TEXT PASSAGE.
★ ★ ★ ★

(b) Billing Procedure.
Option A. You will receive an invoice from Square Inc. on the 1st of the month for the respective amounts and will re-occur until this agreement is terminated.
Option B. You will receive an invoice from Square Inc on the 1st of the month for $300.00 and then you will be charged for the above and beyond 20% of total revenue earned during the prior month.
(c) Changes. We reserve the right to change the Usage Fee Schedule upon at least thirty (30) days prior written notice to you (this can include notice via email). Changes will take effect after that 30-day period has passed.

★ ★ ★ ★

EXERCISE REQUIREMENTS.
List each label that introduces a section or option in the billing terms above, in the order they appear.

GIVEN DATA.
★ ★ ★ ★

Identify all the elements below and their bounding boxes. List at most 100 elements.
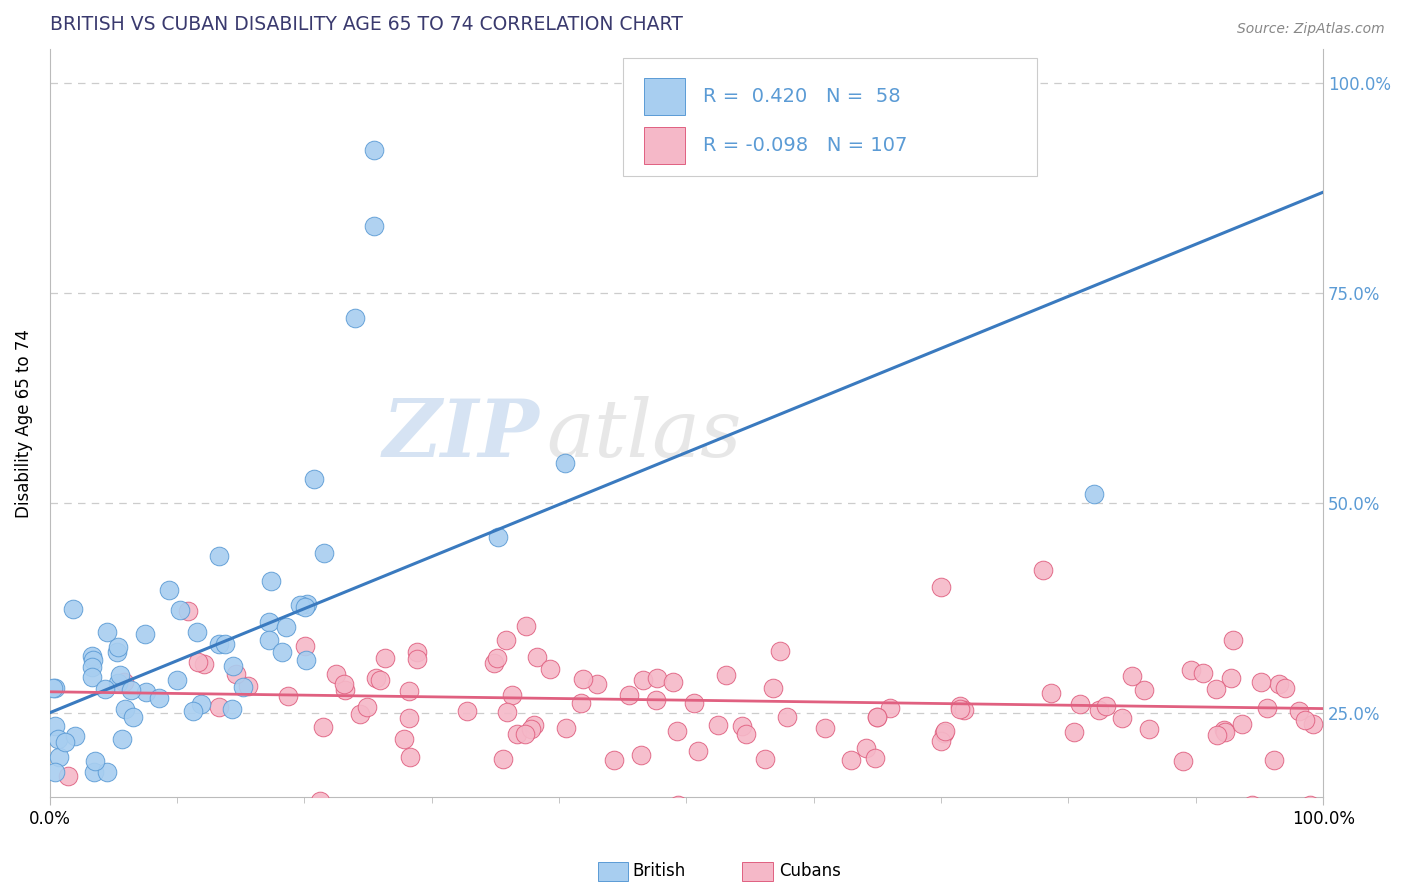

★ ★ ★ ★

FINISHED TASK.
(b) Billing Procedure
Option A
Option B
(c) Changes